◆ INSTRUCTIONS FOR THE TASK ◆
Read the records below and copy each line that contains "definizione".
──────── MATERIALS PROVIDED
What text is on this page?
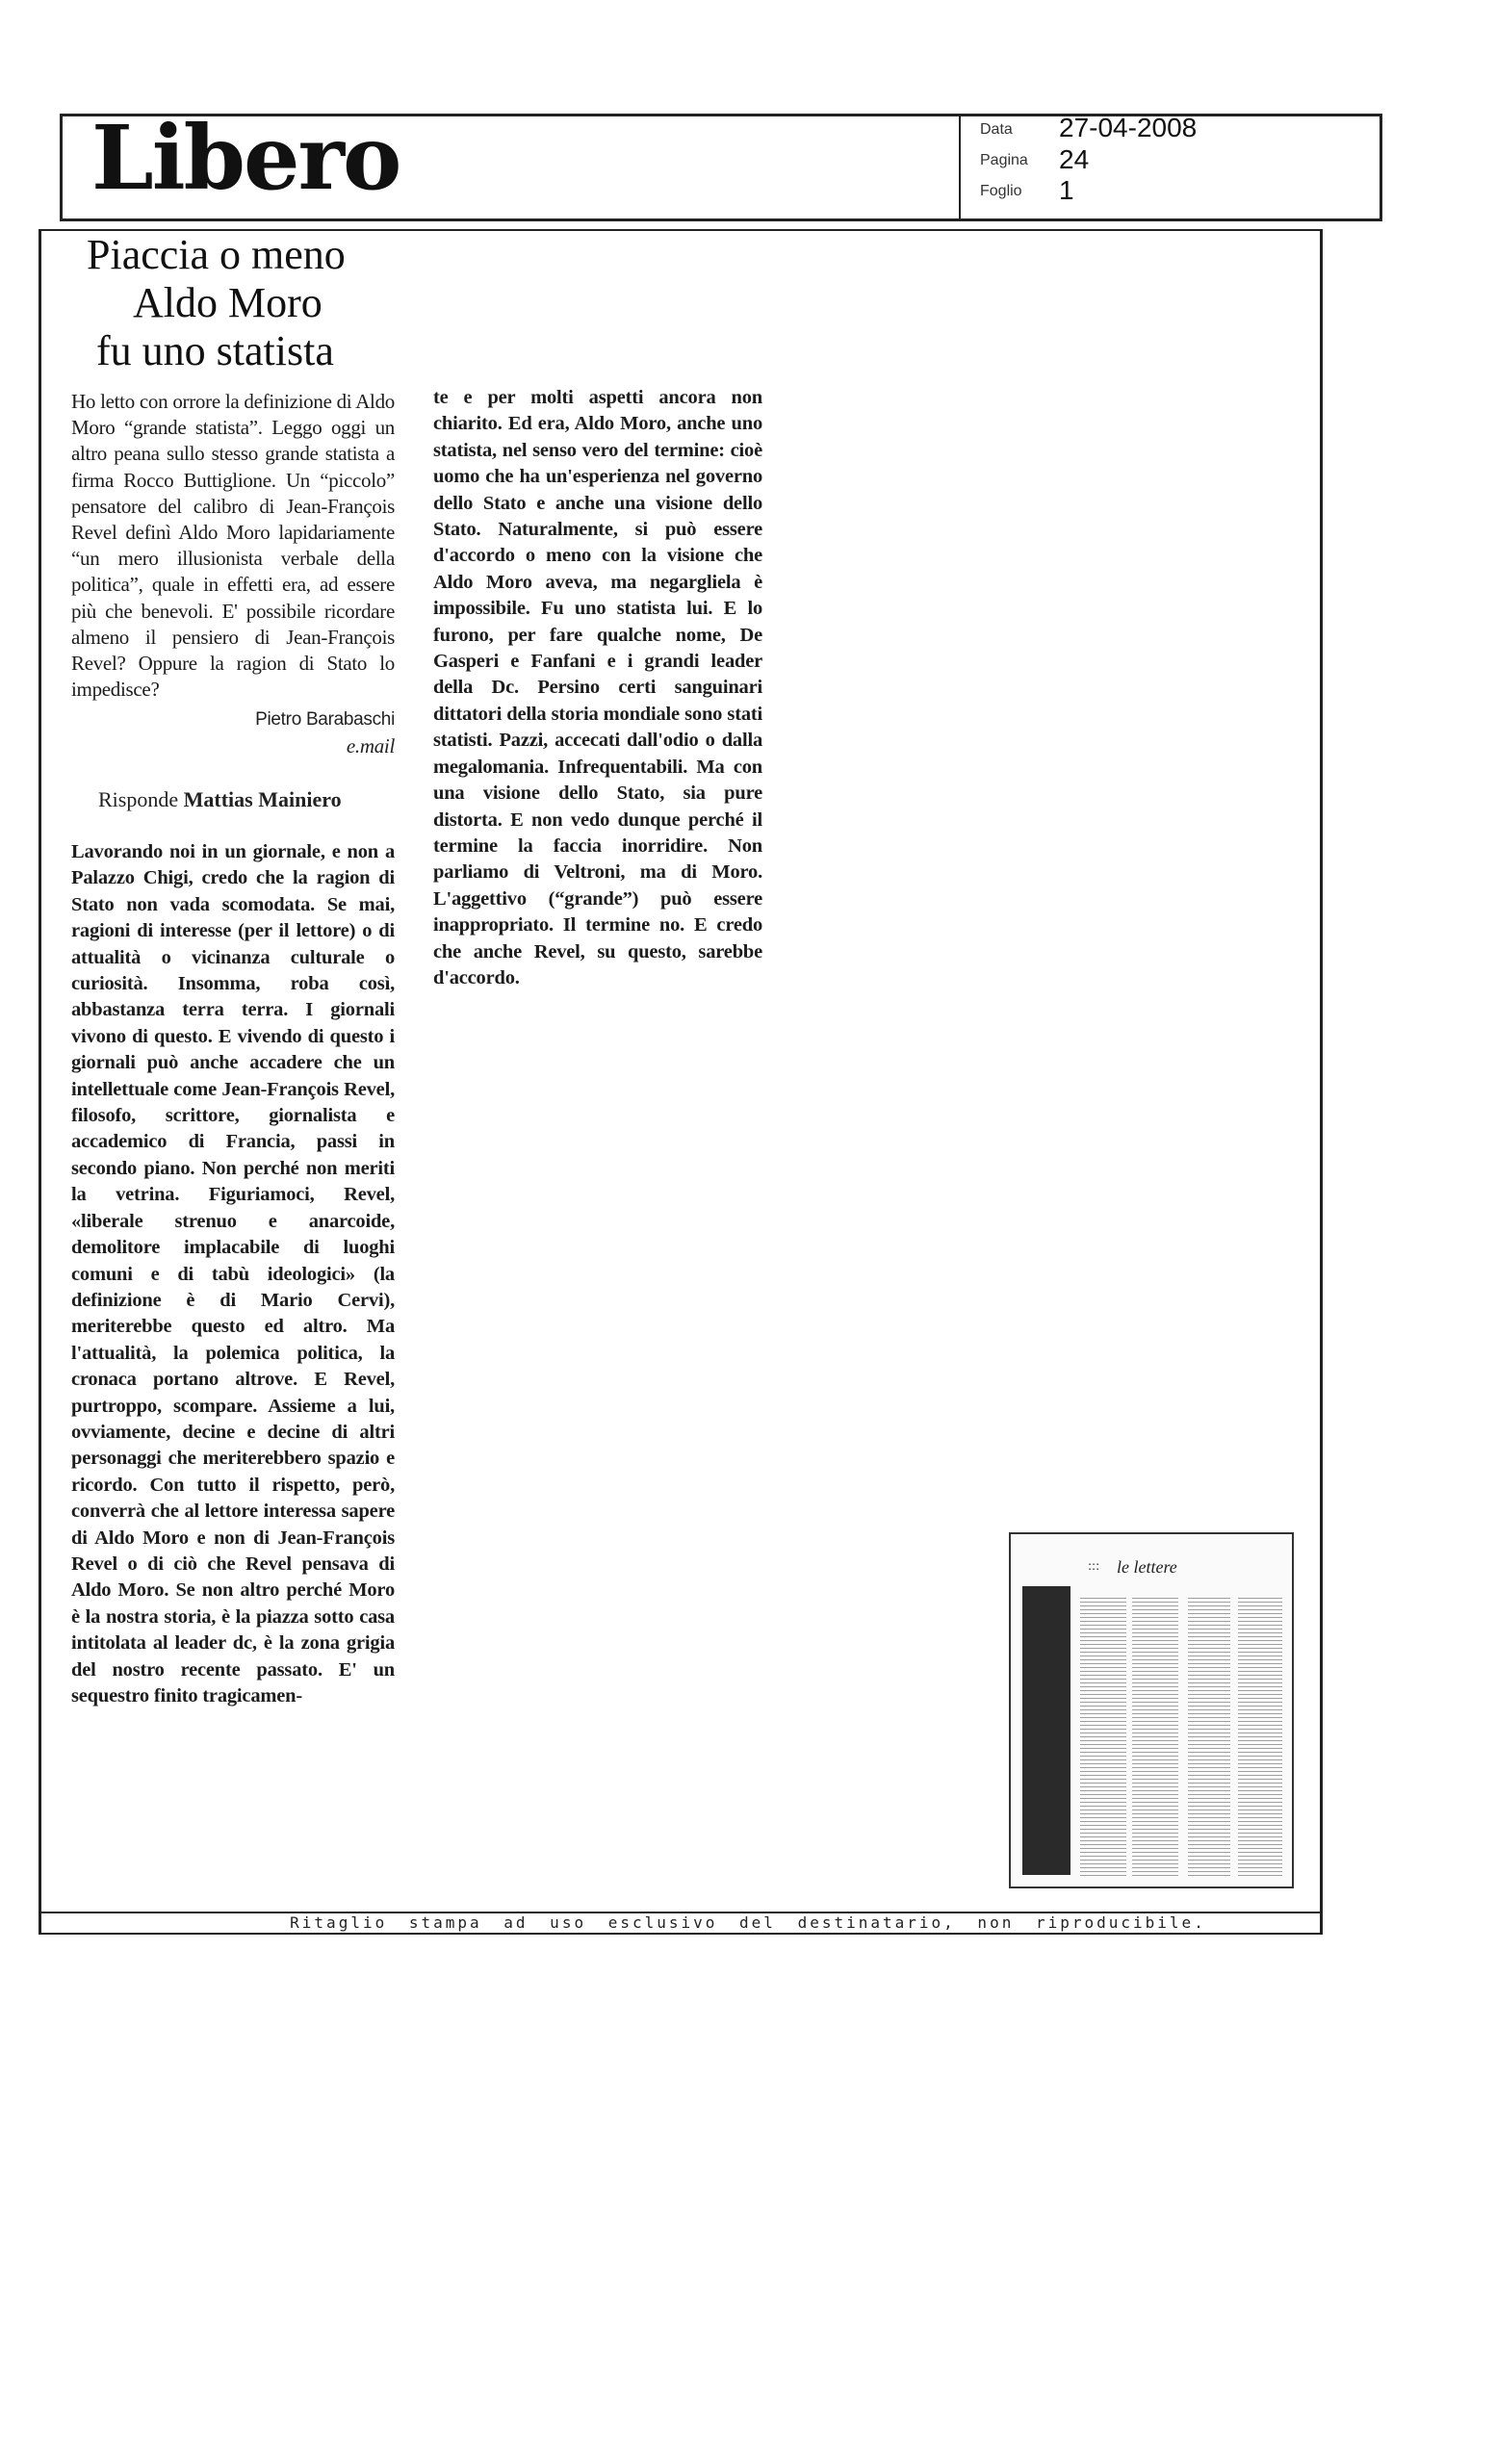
Libero	Data 27-04-2008
Pagina 24
Foglio 1
Piaccia o meno
Aldo Moro
fu uno statista
Ho letto con orrore la definizione di Aldo Moro “grande statista”. Leggo oggi un altro peana sullo stesso grande statista a firma Rocco Buttiglione. Un “piccolo” pensatore del calibro di Jean-François Revel definì Aldo Moro lapidariamente “un mero illusionista verbale della politica”, quale in effetti era, ad essere più che benevoli. E' possibile ricordare almeno il pensiero di Jean-François Revel? Oppure la ragion di Stato lo impedisce?
Pietro Barabaschi
e.mail
Risponde Mattias Mainiero

Lavorando noi in un giornale, e non a Palazzo Chigi, credo che la ragion di Stato non vada scomodata. Se mai, ragioni di interesse (per il lettore) o di attualità o vicinanza culturale o curiosità. Insomma, roba così, abbastanza terra terra. I giornali vivono di questo. E vivendo di questo i giornali può anche accadere che un intellettuale come Jean-François Revel, filosofo, scrittore, giornalista e accademico di Francia, passi in secondo piano. Non perché non meriti la vetrina. Figuriamoci, Revel, «liberale strenuo e anarcoide, demolitore implacabile di luoghi comuni e di tabù ideologici» (la definizione è di Mario Cervi), meriterebbe questo ed altro. Ma l'attualità, la polemica politica, la cronaca portano altrove. E Revel, purtroppo, scompare. Assieme a lui, ovviamente, decine e decine di altri personaggi che meriterebbero spazio e ricordo. Con tutto il rispetto, però, converrà che al lettore interessa sapere di Aldo Moro e non di Jean-François Revel o di ciò che Revel pensava di Aldo Moro. Se non altro perché Moro è la nostra storia, è la piazza sotto casa intitolata al leader dc, è la zona grigia del nostro recente passato. E' un sequestro finito tragicamen-

te e per molti aspetti ancora non chiarito. Ed era, Aldo Moro, anche uno statista, nel senso vero del termine: cioè uomo che ha un'esperienza nel governo dello Stato e anche una visione dello Stato. Naturalmente, si può essere d'accordo o meno con la visione che Aldo Moro aveva, ma negargliela è impossibile. Fu uno statista lui. E lo furono, per fare qualche nome, De Gasperi e Fanfani e i grandi leader della Dc. Persino certi sanguinari dittatori della storia mondiale sono stati statisti. Pazzi, accecati dall'odio o dalla megalomania. Infrequentabili. Ma con una visione dello Stato, sia pure distorta. E non vedo dunque perché il termine la faccia inorridire. Non parliamo di Veltroni, ma di Moro. L'aggettivo (“grande”) può essere inappropriato. Il termine no. E credo che anche Revel, su questo, sarebbe d'accordo.

::: le lettere
Ritaglio stampa ad uso esclusivo del destinatario, non riproducibile.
────────────────
◆ COMPLETED TASK ◆
Ho letto con orrore la definizione di Aldo Moro “grande statista”. Leggo oggi un altro peana sullo stesso grande statista a firma Rocco Buttiglione. Un “piccolo” pensatore del calibro di Jean-François Revel definì Aldo Moro lapidariamente “un mero illusionista verbale della politica”, quale in effetti era, ad essere più che benevoli. E' possibile ricordare almeno il pensiero di Jean-François Revel? Oppure la ragion di Stato lo impedisce?
Lavorando noi in un giornale, e non a Palazzo Chigi, credo che la ragion di Stato non vada scomodata. Se mai, ragioni di interesse (per il lettore) o di attualità o vicinanza culturale o curiosità. Insomma, roba così, abbastanza terra terra. I giornali vivono di questo. E vivendo di questo i giornali può anche accadere che un intellettuale come Jean-François Revel, filosofo, scrittore, giornalista e accademico di Francia, passi in secondo piano. Non perché non meriti la vetrina. Figuriamoci, Revel, «liberale strenuo e anarcoide, demolitore implacabile di luoghi comuni e di tabù ideologici» (la definizione è di Mario Cervi), meriterebbe questo ed altro. Ma l'attualità, la polemica politica, la cronaca portano altrove. E Revel, purtroppo, scompare. Assieme a lui, ovviamente, decine e decine di altri personaggi che meriterebbero spazio e ricordo. Con tutto il rispetto, però, converrà che al lettore interessa sapere di Aldo Moro e non di Jean-François Revel o di ciò che Revel pensava di Aldo Moro. Se non altro perché Moro è la nostra storia, è la piazza sotto casa intitolata al leader dc, è la zona grigia del nostro recente passato. E' un sequestro finito tragicamen-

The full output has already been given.